WHAT TO WORK ON –
**1.** Answer these questions using the switch write-up:
(a) Which IC turned up on the remote's PCB?
(b) In what language was the only datasheet found for it written?
(c) What hardcoded address do all devices from this manufacturer share?
**2.** Render the rows as a Markdown table with the columns No. and Row Text, leaving out blank lines. Include everything from the first row down to the row containing "cluster-header[interactable]: Agriculture, Food".

PAGE EXTRACT –

Switch #2 The second switch showed up, and I hurriedly unboxed the kit, put batteries into the remote, and fired up my SDR to take a capture. After I captured the first button ( Off ), my heart sunk as I saw my lights connected to Switch #1 flicker off. Apparently the new switch and the old switch have the same exact address. To be sure, I demodulated the messages as before, and came out with the exact same bit pattern. This is a setback and letdown I was hoping to independently control my switches, but it also means I got no additional information about the address or button format. The upside to all of this, though, is that because the switches are controlled by either remote, I only needed one remote, so why not pull it apart and see if I can figure out what components it s using to transmit, and find any datasheets I can. The PCB was super simple, and I wound up finding a WL116SC IC on the PCB. After some googling, I found a single lone datasheet, entirely in Chinese. Thankfully, Google Translate seems to have worked well enough on technical words, and I was able to put together at least a little bit of understanding based on the documentation that was made available. I took a few screenshots below - I put the google translated text above the hanzi. From that sheet, we can see we got the basics of the 1 and 0 symbol encoding right (I was halfway expecting the bits to be flipped), and a huge find by way of a description of the bits in the message! It s a bummer that we missed the clock sync / preamble pulse before the data message, but that s OK somehow. It also turns out that 8 or 10 bit series of of 0"s wasn t clock sync at all - it was part of the address! Since it also turns out that all devices made by this manufacturer have the hardcoded address of []byte 0x00, 0x35 , that means that the vast majority of bits sent are always going to be the same for any button press on any remote made by this vendor. Seems like a waste of bits to me, but hey, what do I know. Additionally, this also tells us the trailing zeros are not part of the data encoding scheme, which is progress!

DATA SUPPLIED –

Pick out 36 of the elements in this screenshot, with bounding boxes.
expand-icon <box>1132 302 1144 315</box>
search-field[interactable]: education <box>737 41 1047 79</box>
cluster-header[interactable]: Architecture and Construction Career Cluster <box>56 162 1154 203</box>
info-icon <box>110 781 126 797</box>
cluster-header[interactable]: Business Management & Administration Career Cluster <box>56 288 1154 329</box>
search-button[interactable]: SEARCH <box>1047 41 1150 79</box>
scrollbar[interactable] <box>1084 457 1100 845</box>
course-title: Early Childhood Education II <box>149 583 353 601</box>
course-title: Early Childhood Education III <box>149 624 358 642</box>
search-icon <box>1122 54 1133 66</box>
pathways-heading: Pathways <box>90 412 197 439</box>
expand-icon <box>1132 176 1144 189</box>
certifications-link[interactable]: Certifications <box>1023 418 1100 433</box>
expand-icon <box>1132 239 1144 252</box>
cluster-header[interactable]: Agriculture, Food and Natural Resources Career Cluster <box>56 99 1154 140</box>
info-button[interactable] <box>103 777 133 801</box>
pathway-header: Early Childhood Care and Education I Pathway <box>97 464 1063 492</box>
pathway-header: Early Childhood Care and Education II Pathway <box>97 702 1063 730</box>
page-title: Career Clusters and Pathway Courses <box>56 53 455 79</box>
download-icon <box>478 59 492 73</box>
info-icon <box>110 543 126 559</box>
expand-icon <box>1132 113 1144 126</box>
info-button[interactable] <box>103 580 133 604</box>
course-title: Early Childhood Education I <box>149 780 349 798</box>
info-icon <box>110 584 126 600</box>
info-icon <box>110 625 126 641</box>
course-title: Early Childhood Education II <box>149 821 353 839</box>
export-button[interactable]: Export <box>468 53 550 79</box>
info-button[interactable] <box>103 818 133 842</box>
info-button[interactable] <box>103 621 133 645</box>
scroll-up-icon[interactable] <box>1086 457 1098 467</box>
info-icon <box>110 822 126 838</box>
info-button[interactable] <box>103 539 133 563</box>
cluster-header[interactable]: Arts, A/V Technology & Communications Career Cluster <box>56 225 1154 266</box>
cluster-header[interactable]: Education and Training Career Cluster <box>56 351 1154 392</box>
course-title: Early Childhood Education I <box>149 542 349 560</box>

WORKED ANSWERS –
**1.**
(a) A WL116SC IC.
(b) Chinese.
(c) []byte 0x00, 0x35

**2.**
| No. | Row Text |
|---|---|
| 1 | Pick out 36 of the elements in this screenshot, with bounding boxes. |
| 2 | expand-icon <box>1132 302 1144 315</box> |
| 3 | search-field[interactable]: education <box>737 41 1047 79</box> |
| 4 | cluster-header[interactable]: Architecture and Construction Career Cluster <box>56 162 1154 203</box> |
| 5 | info-icon <box>110 781 126 797</box> |
| 6 | cluster-header[interactable]: Business Management & Administration Career Cluster <box>56 288 1154 329</box> |
| 7 | search-button[interactable]: SEARCH <box>1047 41 1150 79</box> |
| 8 | scrollbar[interactable] <box>1084 457 1100 845</box> |
| 9 | course-title: Early Childhood Education II <box>149 583 353 601</box> |
| 10 | course-title: Early Childhood Education III <box>149 624 358 642</box> |
| 11 | search-icon <box>1122 54 1133 66</box> |
| 12 | pathways-heading: Pathways <box>90 412 197 439</box> |
| 13 | expand-icon <box>1132 176 1144 189</box> |
| 14 | certifications-link[interactable]: Certifications <box>1023 418 1100 433</box> |
| 15 | expand-icon <box>1132 239 1144 252</box> |
| 16 | cluster-header[interactable]: Agriculture, Food and Natural Resources Career Cluster <box>56 99 1154 140</box> |